Below is a block of records; reproduce all of them exactly and leave out any pictures.

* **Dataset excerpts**
..........
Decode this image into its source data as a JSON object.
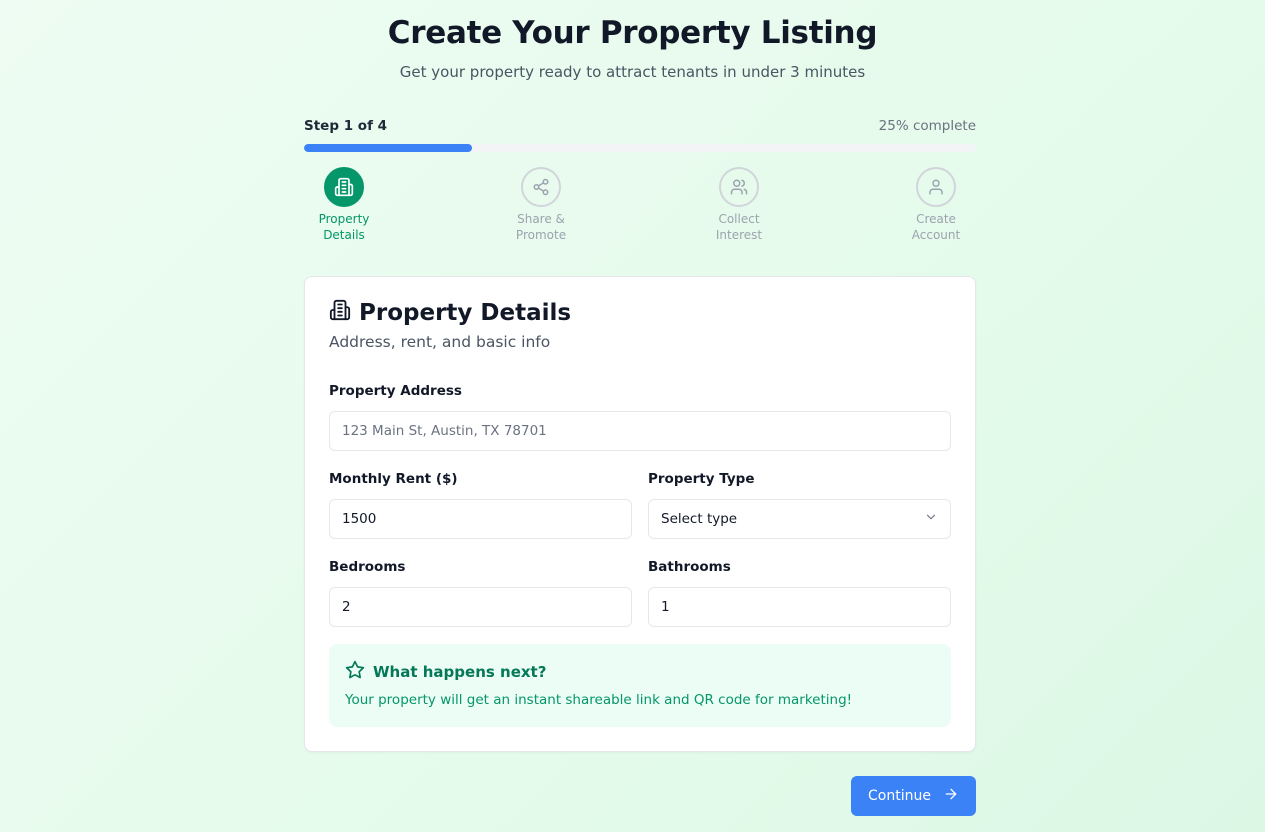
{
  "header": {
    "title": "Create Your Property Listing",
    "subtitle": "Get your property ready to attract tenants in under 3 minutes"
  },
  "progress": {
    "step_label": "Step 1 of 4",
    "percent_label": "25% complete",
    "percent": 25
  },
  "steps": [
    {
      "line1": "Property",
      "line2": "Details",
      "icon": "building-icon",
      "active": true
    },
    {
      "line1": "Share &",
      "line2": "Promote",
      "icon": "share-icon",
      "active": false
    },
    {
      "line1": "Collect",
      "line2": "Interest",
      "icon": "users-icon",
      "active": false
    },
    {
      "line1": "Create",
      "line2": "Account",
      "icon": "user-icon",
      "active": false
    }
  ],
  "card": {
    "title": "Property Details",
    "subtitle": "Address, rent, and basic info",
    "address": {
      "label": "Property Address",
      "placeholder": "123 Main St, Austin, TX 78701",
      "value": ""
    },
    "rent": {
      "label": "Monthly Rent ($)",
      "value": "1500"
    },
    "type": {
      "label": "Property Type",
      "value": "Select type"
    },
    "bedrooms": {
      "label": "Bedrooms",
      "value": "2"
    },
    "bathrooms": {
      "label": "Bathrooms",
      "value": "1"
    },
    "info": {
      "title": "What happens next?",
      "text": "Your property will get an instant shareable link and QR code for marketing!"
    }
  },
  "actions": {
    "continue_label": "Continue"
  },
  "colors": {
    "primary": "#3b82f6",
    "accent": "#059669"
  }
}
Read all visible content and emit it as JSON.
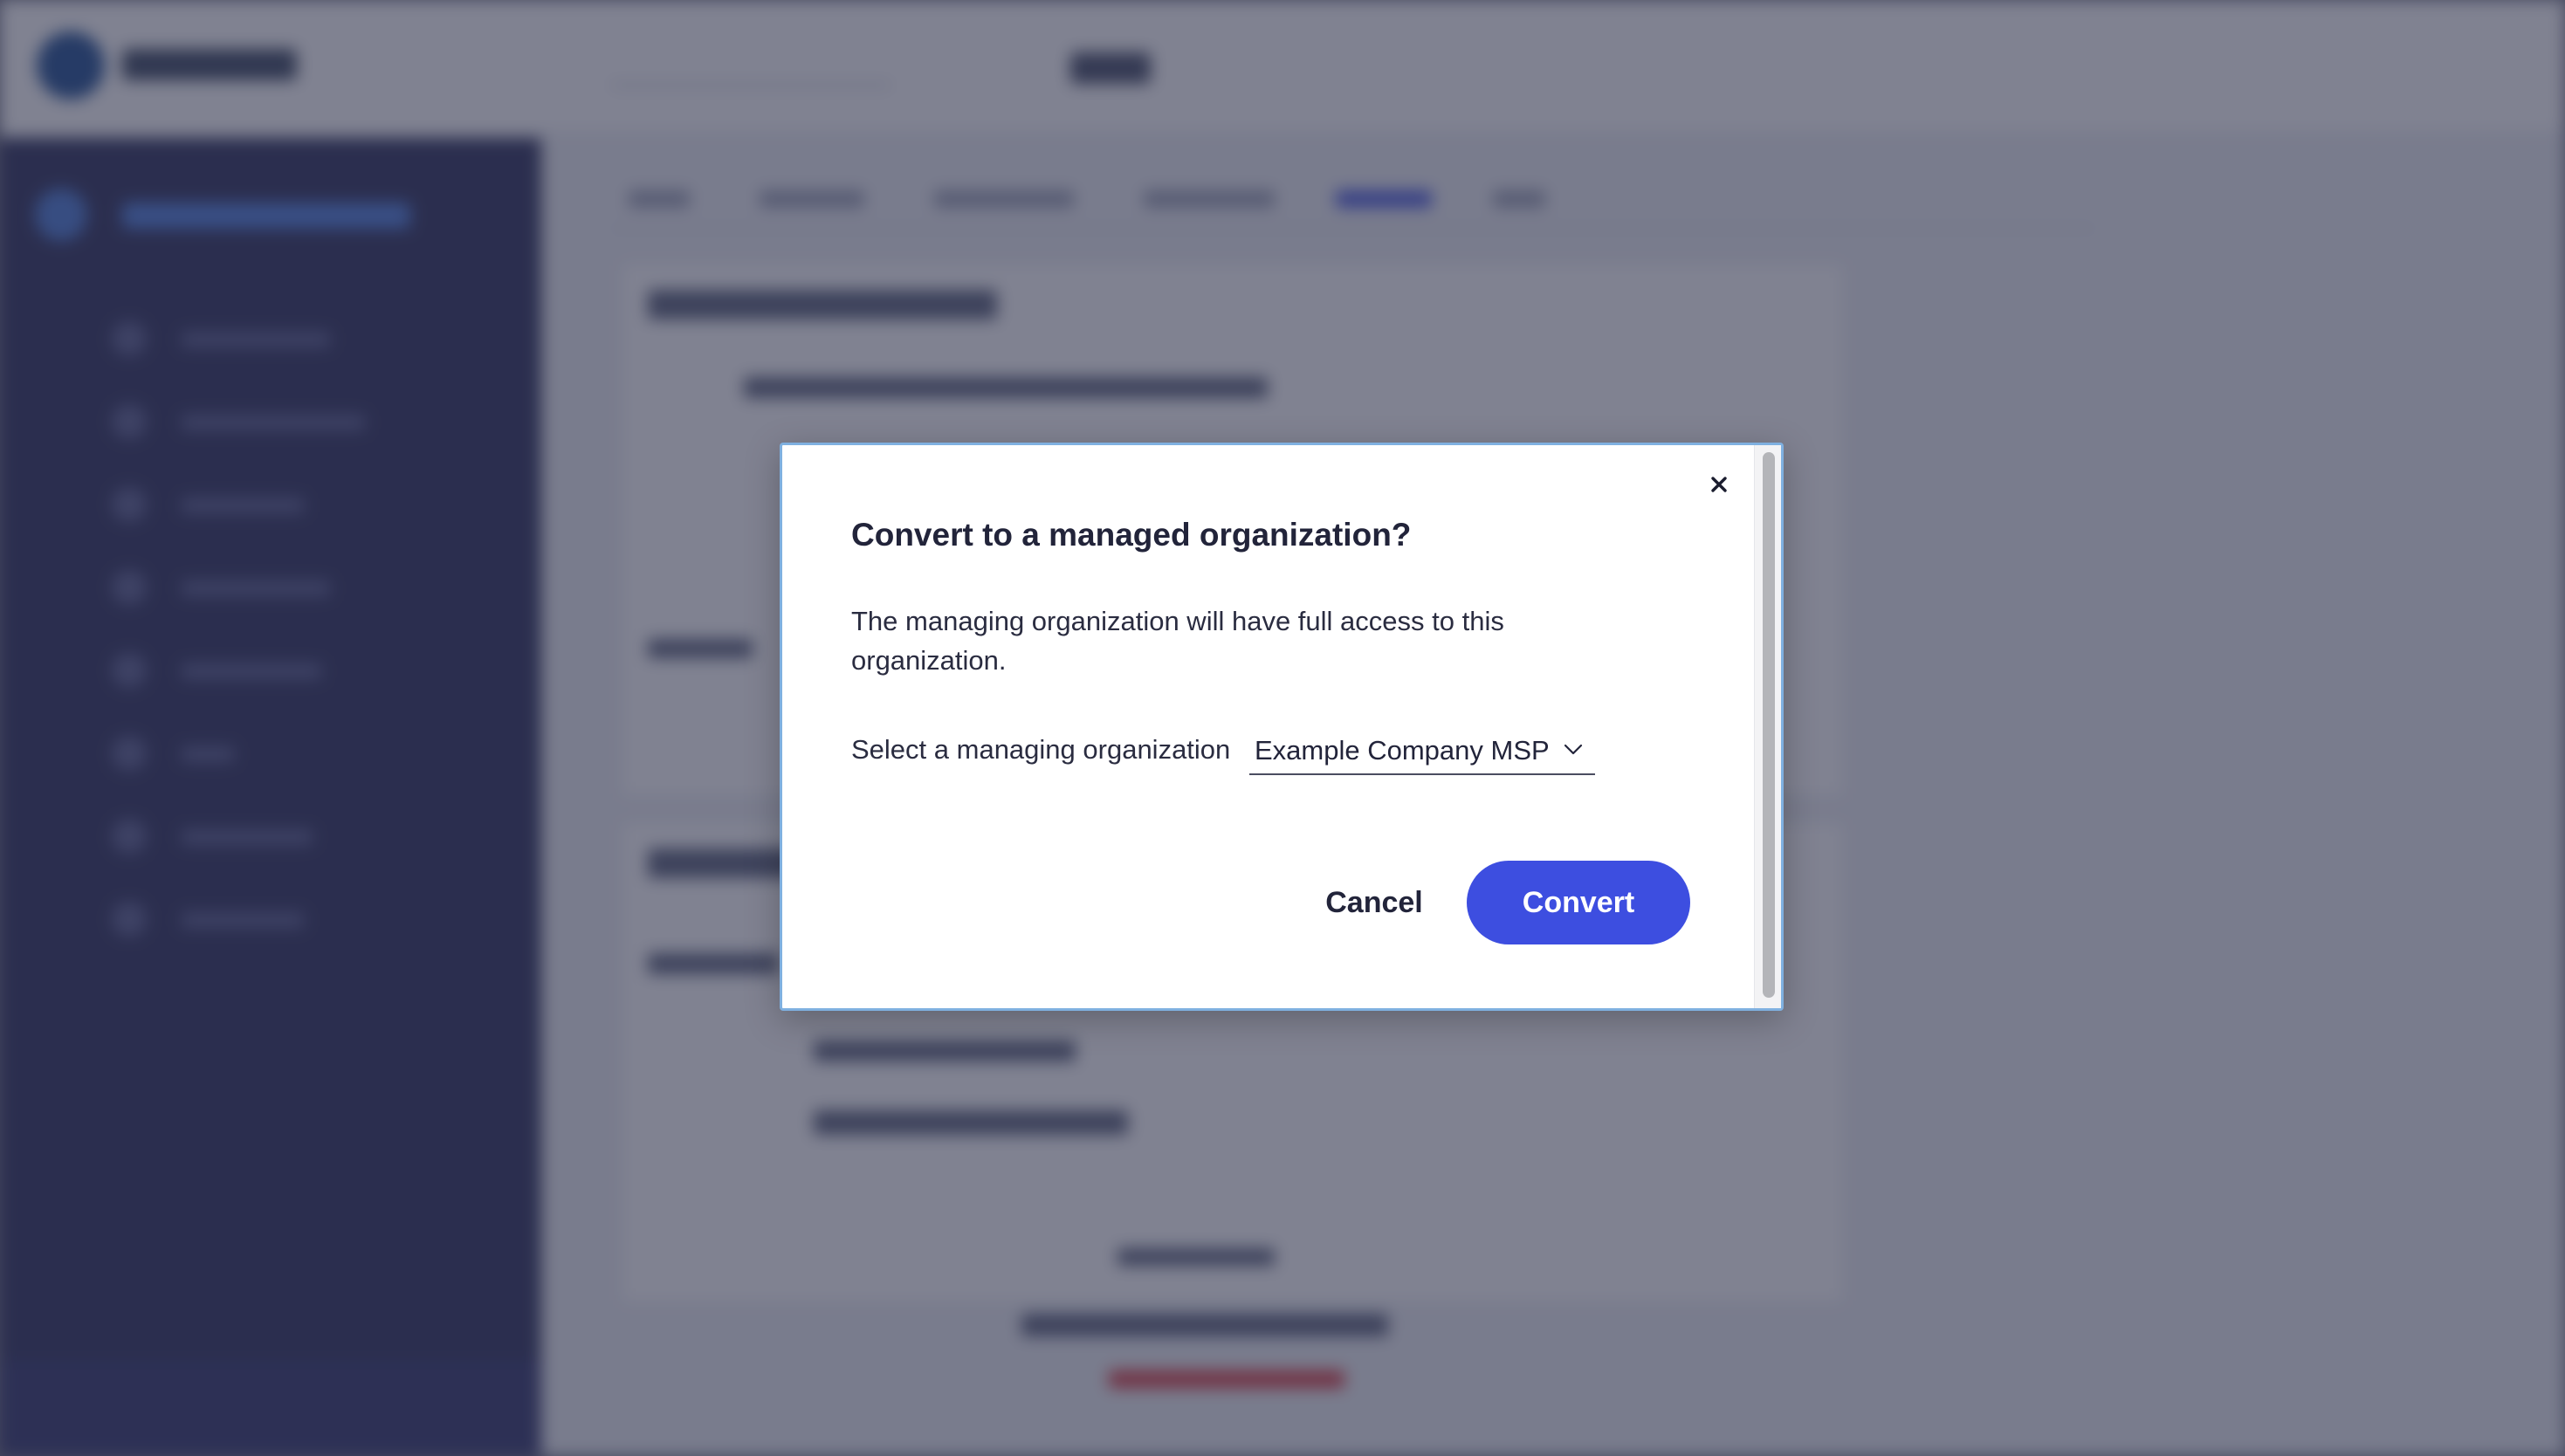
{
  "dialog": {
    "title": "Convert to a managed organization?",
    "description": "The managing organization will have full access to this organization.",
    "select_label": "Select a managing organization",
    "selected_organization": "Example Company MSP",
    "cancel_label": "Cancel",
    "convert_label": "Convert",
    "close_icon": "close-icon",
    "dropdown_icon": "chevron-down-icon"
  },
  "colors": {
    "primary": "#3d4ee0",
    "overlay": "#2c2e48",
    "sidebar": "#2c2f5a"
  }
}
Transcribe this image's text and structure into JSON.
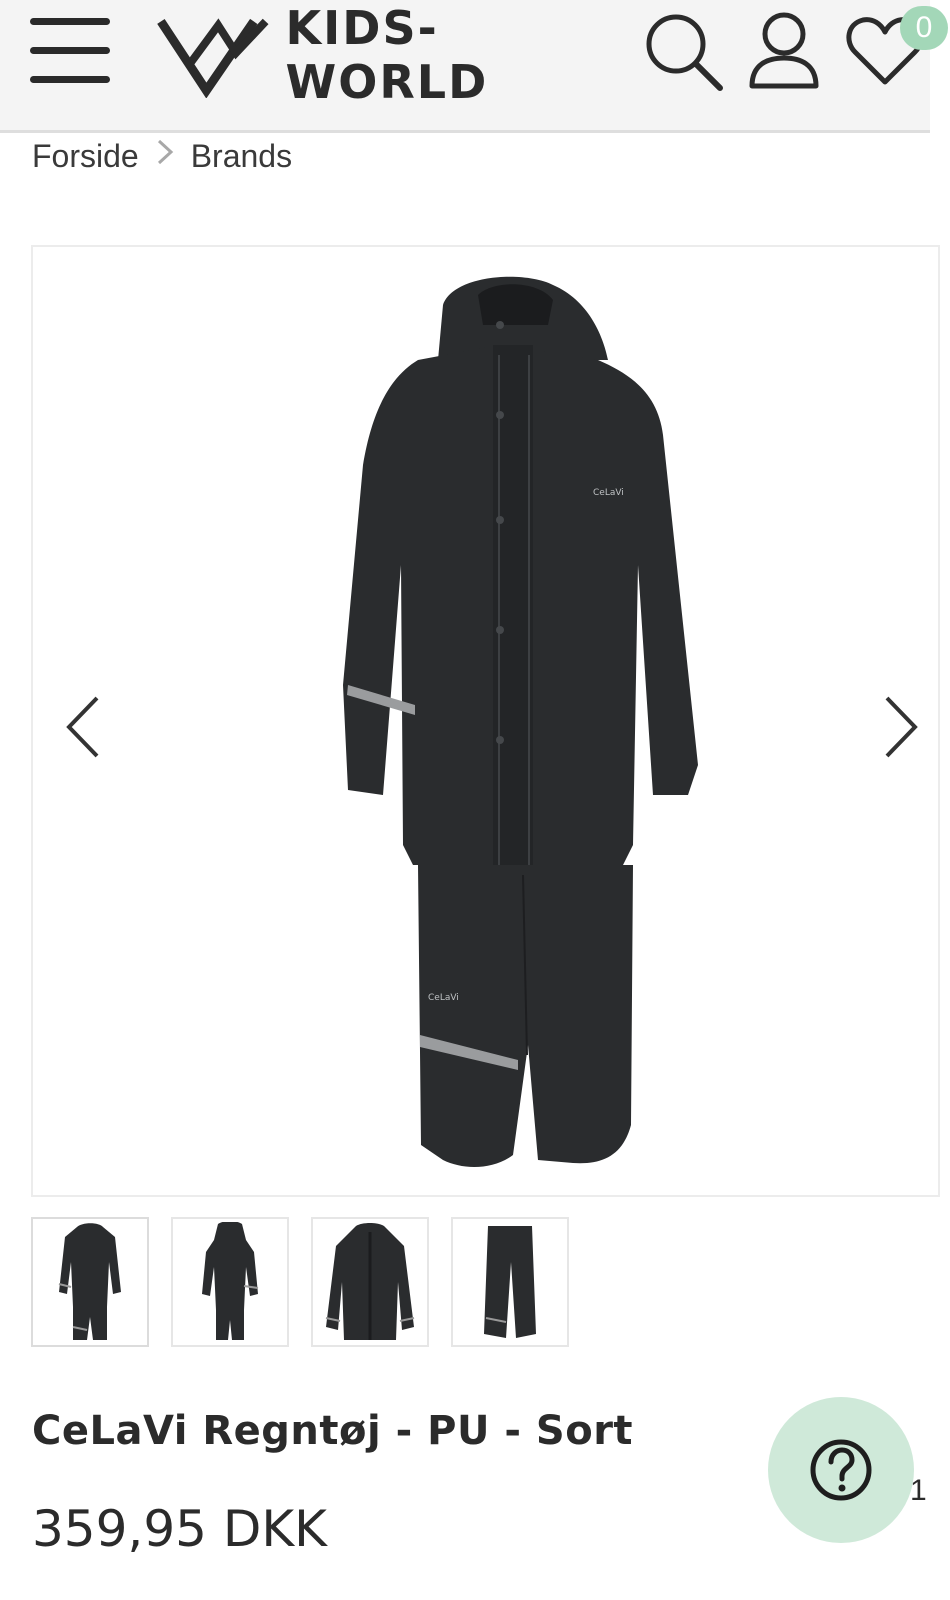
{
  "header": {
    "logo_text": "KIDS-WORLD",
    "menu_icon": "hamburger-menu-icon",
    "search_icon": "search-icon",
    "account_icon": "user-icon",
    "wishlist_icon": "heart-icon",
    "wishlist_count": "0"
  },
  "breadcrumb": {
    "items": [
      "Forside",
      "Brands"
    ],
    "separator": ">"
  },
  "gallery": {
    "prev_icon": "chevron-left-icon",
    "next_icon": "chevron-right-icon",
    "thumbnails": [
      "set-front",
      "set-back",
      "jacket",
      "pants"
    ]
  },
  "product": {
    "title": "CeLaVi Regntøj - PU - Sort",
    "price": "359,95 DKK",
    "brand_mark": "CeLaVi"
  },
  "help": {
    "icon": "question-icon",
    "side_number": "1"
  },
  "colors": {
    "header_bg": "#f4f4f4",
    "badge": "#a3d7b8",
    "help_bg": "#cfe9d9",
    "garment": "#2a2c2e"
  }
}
..........
* **Written solution**
Decode this image into its source data as a JSON object.
{
  "header": {
    "title": "Create Your Property Listing",
    "subtitle": "Get your property ready to attract tenants in under 3 minutes"
  },
  "progress": {
    "step_label": "Step 1 of 4",
    "percent_label": "25% complete",
    "percent": 25
  },
  "steps": [
    {
      "line1": "Property",
      "line2": "Details",
      "icon": "building-icon",
      "active": true
    },
    {
      "line1": "Share &",
      "line2": "Promote",
      "icon": "share-icon",
      "active": false
    },
    {
      "line1": "Collect",
      "line2": "Interest",
      "icon": "users-icon",
      "active": false
    },
    {
      "line1": "Create",
      "line2": "Account",
      "icon": "user-icon",
      "active": false
    }
  ],
  "card": {
    "title": "Property Details",
    "subtitle": "Address, rent, and basic info",
    "address": {
      "label": "Property Address",
      "placeholder": "123 Main St, Austin, TX 78701",
      "value": ""
    },
    "rent": {
      "label": "Monthly Rent ($)",
      "value": "1500"
    },
    "type": {
      "label": "Property Type",
      "value": "Select type"
    },
    "bedrooms": {
      "label": "Bedrooms",
      "value": "2"
    },
    "bathrooms": {
      "label": "Bathrooms",
      "value": "1"
    },
    "info": {
      "title": "What happens next?",
      "text": "Your property will get an instant shareable link and QR code for marketing!"
    }
  },
  "actions": {
    "continue_label": "Continue"
  },
  "colors": {
    "primary": "#3b82f6",
    "accent": "#059669"
  }
}
Read all visible content and emit it as JSON.
{
  "dialog": {
    "title": "Convert to a managed organization?",
    "description": "The managing organization will have full access to this organization.",
    "select_label": "Select a managing organization",
    "selected_organization": "Example Company MSP",
    "cancel_label": "Cancel",
    "convert_label": "Convert",
    "close_icon": "close-icon",
    "dropdown_icon": "chevron-down-icon"
  },
  "colors": {
    "primary": "#3d4ee0",
    "overlay": "#2c2e48",
    "sidebar": "#2c2f5a"
  }
}
Transcribe this image's text and structure into JSON.
{
  "header": {
    "logo_text": "KIDS-WORLD",
    "menu_icon": "hamburger-menu-icon",
    "search_icon": "search-icon",
    "account_icon": "user-icon",
    "wishlist_icon": "heart-icon",
    "wishlist_count": "0"
  },
  "breadcrumb": {
    "items": [
      "Forside",
      "Brands"
    ],
    "separator": ">"
  },
  "gallery": {
    "prev_icon": "chevron-left-icon",
    "next_icon": "chevron-right-icon",
    "thumbnails": [
      "set-front",
      "set-back",
      "jacket",
      "pants"
    ]
  },
  "product": {
    "title": "CeLaVi Regntøj - PU - Sort",
    "price": "359,95 DKK",
    "brand_mark": "CeLaVi"
  },
  "help": {
    "icon": "question-icon",
    "side_number": "1"
  },
  "colors": {
    "header_bg": "#f4f4f4",
    "badge": "#a3d7b8",
    "help_bg": "#cfe9d9",
    "garment": "#2a2c2e"
  }
}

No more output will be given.